**Objective**
Return the material word for word. Do not include pictures.

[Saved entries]
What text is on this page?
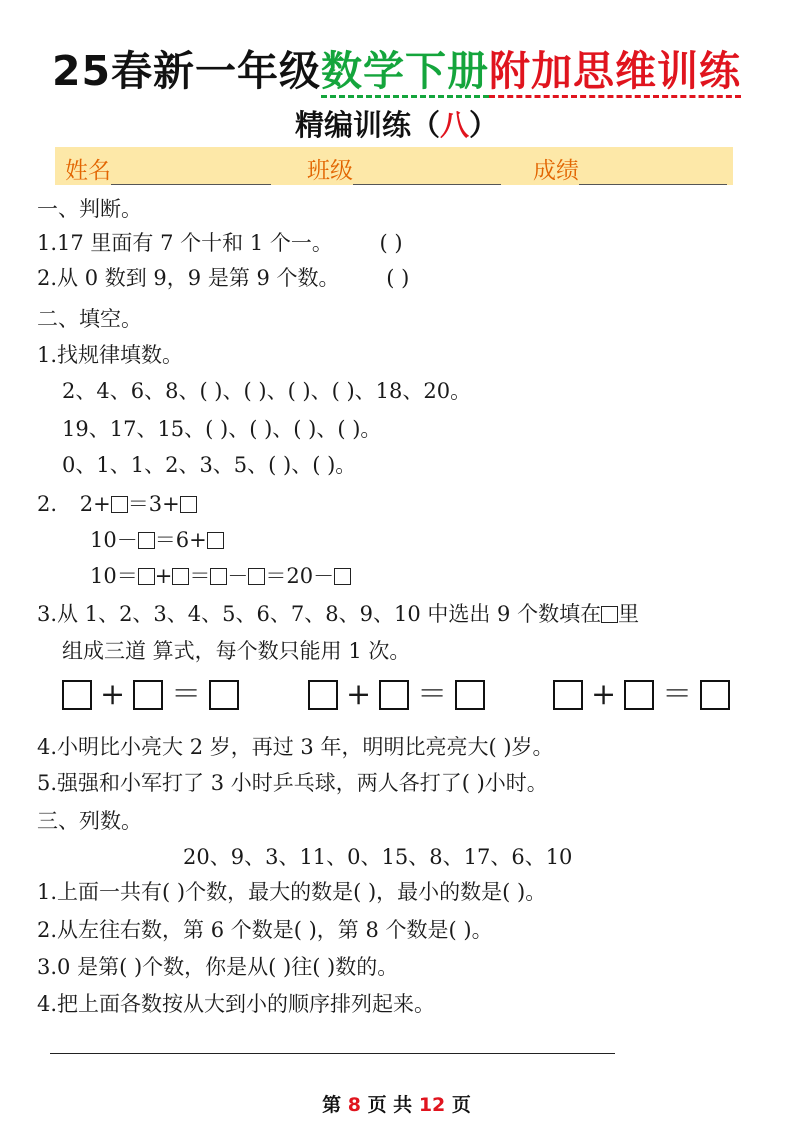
25春新一年级数学下册附加思维训练
精编训练（八）
姓名	班级	成绩
一、判断。
1.17 里面有 7 个十和 1 个一。 ( )
2.从 0 数到 9，9 是第 9 个数。 ( )
二、填空。
1.找规律填数。
2、4、6、8、( )、( )、( )、( )、18、20。
19、17、15、( )、( )、( )、( )。
0、1、1、2、3、5、( )、( )。
2. 2+ ＝3+
10－ ＝6+
10＝ + ＝ － ＝20－
3.从 1、2、3、4、5、6、7、8、9、10 中选出 9 个数填在 里
组成三道 算式，每个数只能用 1 次。
+ ＝	+ ＝	+ ＝
4.小明比小亮大 2 岁，再过 3 年，明明比亮亮大( )岁。
5.强强和小军打了 3 小时乒乓球，两人各打了( )小时。
三、列数。
20、9、3、11、0、15、8、17、6、10
1.上面一共有( )个数，最大的数是( )，最小的数是( )。
2.从左往右数，第 6 个数是( )，第 8 个数是( )。
3.0 是第( )个数，你是从( )往( )数的。
4.把上面各数按从大到小的顺序排列起来。
第 8 页 共 12 页
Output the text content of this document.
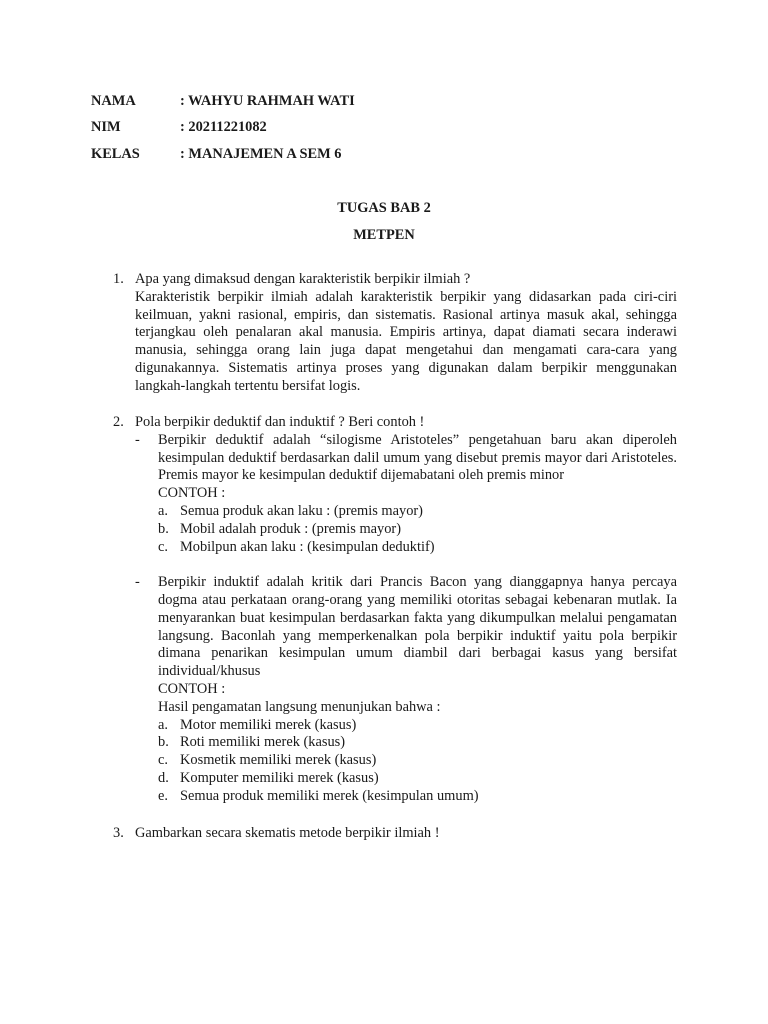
NAMA	: WAHYU RAHMAH WATI
NIM	: 20211221082
KELAS	: MANAJEMEN A SEM 6
TUGAS BAB 2
METPEN
1. Apa yang dimaksud dengan karakteristik berpikir ilmiah ?
Karakteristik berpikir ilmiah adalah karakteristik berpikir yang didasarkan pada ciri-ciri keilmuan, yakni rasional, empiris, dan sistematis. Rasional artinya masuk akal, sehingga terjangkau oleh penalaran akal manusia. Empiris artinya, dapat diamati secara inderawi manusia, sehingga orang lain juga dapat mengetahui dan mengamati cara-cara yang digunakannya. Sistematis artinya proses yang digunakan dalam berpikir menggunakan langkah-langkah tertentu bersifat logis.
2. Pola berpikir deduktif dan induktif ? Beri contoh !
- Berpikir deduktif adalah “silogisme Aristoteles” pengetahuan baru akan diperoleh kesimpulan deduktif berdasarkan dalil umum yang disebut premis mayor dari Aristoteles. Premis mayor ke kesimpulan deduktif dijemabatani oleh premis minor
CONTOH :
a. Semua produk akan laku : (premis mayor)
b. Mobil adalah produk : (premis mayor)
c. Mobilpun akan laku : (kesimpulan deduktif)
- Berpikir induktif adalah kritik dari Prancis Bacon yang dianggapnya hanya percaya dogma atau perkataan orang-orang yang memiliki otoritas sebagai kebenaran mutlak. Ia menyarankan buat kesimpulan berdasarkan fakta yang dikumpulkan melalui pengamatan langsung. Baconlah yang memperkenalkan pola berpikir induktif yaitu pola berpikir dimana penarikan kesimpulan umum diambil dari berbagai kasus yang bersifat individual/khusus
CONTOH :
Hasil pengamatan langsung menunjukan bahwa :
a. Motor memiliki merek (kasus)
b. Roti memiliki merek (kasus)
c. Kosmetik memiliki merek (kasus)
d. Komputer memiliki merek (kasus)
e. Semua produk memiliki merek (kesimpulan umum)
3. Gambarkan secara skematis metode berpikir ilmiah !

**Solution for this exercise**
What text is on this page?
25春新一年级数学下册附加思维训练
精编训练（八）
姓名	班级	成绩
一、判断。
1.17 里面有 7 个十和 1 个一。 ( )
2.从 0 数到 9，9 是第 9 个数。 ( )
二、填空。
1.找规律填数。
2、4、6、8、( )、( )、( )、( )、18、20。
19、17、15、( )、( )、( )、( )。
0、1、1、2、3、5、( )、( )。
2. 2+ ＝3+
10－ ＝6+
10＝ + ＝ － ＝20－
3.从 1、2、3、4、5、6、7、8、9、10 中选出 9 个数填在 里
组成三道 算式，每个数只能用 1 次。
+ ＝	+ ＝	+ ＝
4.小明比小亮大 2 岁，再过 3 年，明明比亮亮大( )岁。
5.强强和小军打了 3 小时乒乓球，两人各打了( )小时。
三、列数。
20、9、3、11、0、15、8、17、6、10
1.上面一共有( )个数，最大的数是( )，最小的数是( )。
2.从左往右数，第 6 个数是( )，第 8 个数是( )。
3.0 是第( )个数，你是从( )往( )数的。
4.把上面各数按从大到小的顺序排列起来。
第 8 页 共 12 页
Output the text content of this document.
NAMA	: WAHYU RAHMAH WATI
NIM	: 20211221082
KELAS	: MANAJEMEN A SEM 6
TUGAS BAB 2
METPEN
1. Apa yang dimaksud dengan karakteristik berpikir ilmiah ?
Karakteristik berpikir ilmiah adalah karakteristik berpikir yang didasarkan pada ciri-ciri keilmuan, yakni rasional, empiris, dan sistematis. Rasional artinya masuk akal, sehingga terjangkau oleh penalaran akal manusia. Empiris artinya, dapat diamati secara inderawi manusia, sehingga orang lain juga dapat mengetahui dan mengamati cara-cara yang digunakannya. Sistematis artinya proses yang digunakan dalam berpikir menggunakan langkah-langkah tertentu bersifat logis.
2. Pola berpikir deduktif dan induktif ? Beri contoh !
- Berpikir deduktif adalah “silogisme Aristoteles” pengetahuan baru akan diperoleh kesimpulan deduktif berdasarkan dalil umum yang disebut premis mayor dari Aristoteles. Premis mayor ke kesimpulan deduktif dijemabatani oleh premis minor
CONTOH :
a. Semua produk akan laku : (premis mayor)
b. Mobil adalah produk : (premis mayor)
c. Mobilpun akan laku : (kesimpulan deduktif)
- Berpikir induktif adalah kritik dari Prancis Bacon yang dianggapnya hanya percaya dogma atau perkataan orang-orang yang memiliki otoritas sebagai kebenaran mutlak. Ia menyarankan buat kesimpulan berdasarkan fakta yang dikumpulkan melalui pengamatan langsung. Baconlah yang memperkenalkan pola berpikir induktif yaitu pola berpikir dimana penarikan kesimpulan umum diambil dari berbagai kasus yang bersifat individual/khusus
CONTOH :
Hasil pengamatan langsung menunjukan bahwa :
a. Motor memiliki merek (kasus)
b. Roti memiliki merek (kasus)
c. Kosmetik memiliki merek (kasus)
d. Komputer memiliki merek (kasus)
e. Semua produk memiliki merek (kesimpulan umum)
3. Gambarkan secara skematis metode berpikir ilmiah !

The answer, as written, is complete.